(Records from a data source)
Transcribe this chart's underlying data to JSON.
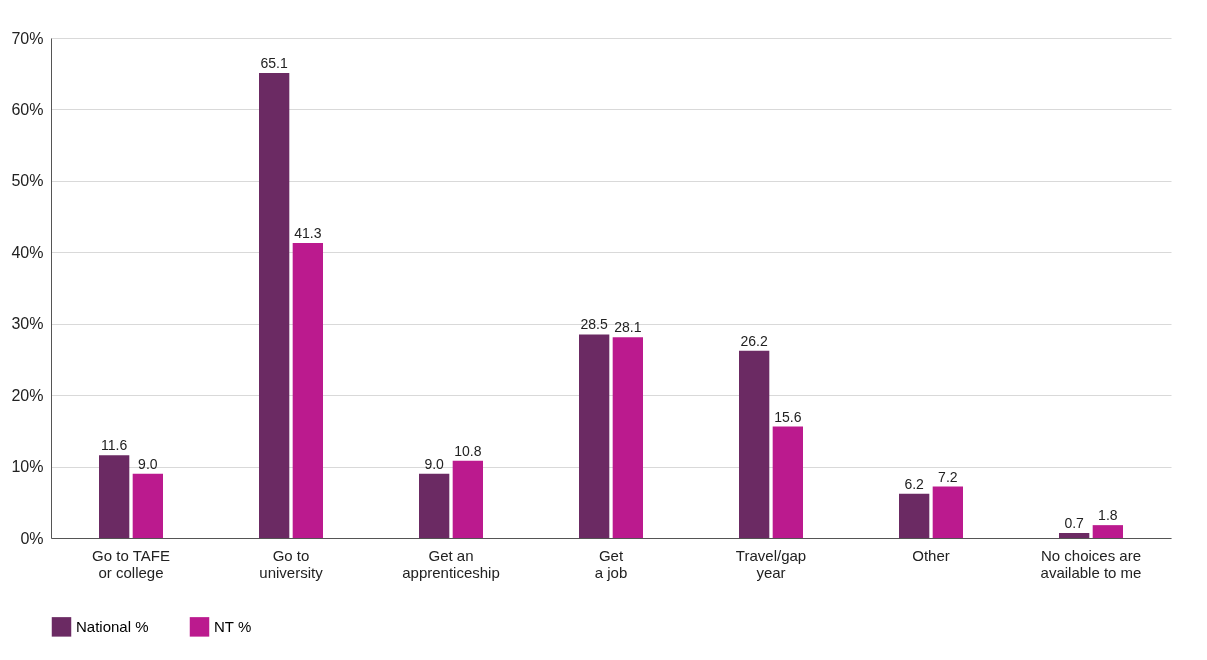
{
  "chart_data": {
    "type": "bar",
    "categories": [
      "Go to TAFE or college",
      "Go to university",
      "Get an apprenticeship",
      "Get a job",
      "Travel/gap year",
      "Other",
      "No choices are available to me"
    ],
    "series": [
      {
        "name": "National %",
        "color": "#6b2a63",
        "values": [
          11.6,
          65.1,
          9.0,
          28.5,
          26.2,
          6.2,
          0.7
        ],
        "value_labels": [
          "11.6",
          "65.1",
          "9.0",
          "28.5",
          "26.2",
          "6.2",
          "0.7"
        ]
      },
      {
        "name": "NT %",
        "color": "#bb1a8e",
        "values": [
          9.0,
          41.3,
          10.8,
          28.1,
          15.6,
          7.2,
          1.8
        ],
        "value_labels": [
          "9.0",
          "41.3",
          "10.8",
          "28.1",
          "15.6",
          "7.2",
          "1.8"
        ]
      }
    ],
    "ylim": [
      0,
      70
    ],
    "yticks": [
      {
        "value": 0,
        "label": "0%"
      },
      {
        "value": 10,
        "label": "10%"
      },
      {
        "value": 20,
        "label": "20%"
      },
      {
        "value": 30,
        "label": "30%"
      },
      {
        "value": 40,
        "label": "40%"
      },
      {
        "value": 50,
        "label": "50%"
      },
      {
        "value": 60,
        "label": "60%"
      },
      {
        "value": 70,
        "label": "70%"
      }
    ],
    "grid": "y",
    "legend": "bottom left"
  }
}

-- Task to carry out --
Leave the pictures out, and print every line of the listing exactly as written.

-- Response --
Transcribe this chart's underlying data to JSON.
{
  "chart_data": {
    "type": "bar",
    "categories": [
      "Go to TAFE or college",
      "Go to university",
      "Get an apprenticeship",
      "Get a job",
      "Travel/gap year",
      "Other",
      "No choices are available to me"
    ],
    "series": [
      {
        "name": "National %",
        "color": "#6b2a63",
        "values": [
          11.6,
          65.1,
          9.0,
          28.5,
          26.2,
          6.2,
          0.7
        ],
        "value_labels": [
          "11.6",
          "65.1",
          "9.0",
          "28.5",
          "26.2",
          "6.2",
          "0.7"
        ]
      },
      {
        "name": "NT %",
        "color": "#bb1a8e",
        "values": [
          9.0,
          41.3,
          10.8,
          28.1,
          15.6,
          7.2,
          1.8
        ],
        "value_labels": [
          "9.0",
          "41.3",
          "10.8",
          "28.1",
          "15.6",
          "7.2",
          "1.8"
        ]
      }
    ],
    "ylim": [
      0,
      70
    ],
    "yticks": [
      {
        "value": 0,
        "label": "0%"
      },
      {
        "value": 10,
        "label": "10%"
      },
      {
        "value": 20,
        "label": "20%"
      },
      {
        "value": 30,
        "label": "30%"
      },
      {
        "value": 40,
        "label": "40%"
      },
      {
        "value": 50,
        "label": "50%"
      },
      {
        "value": 60,
        "label": "60%"
      },
      {
        "value": 70,
        "label": "70%"
      }
    ],
    "grid": "y",
    "legend": "bottom left"
  }
}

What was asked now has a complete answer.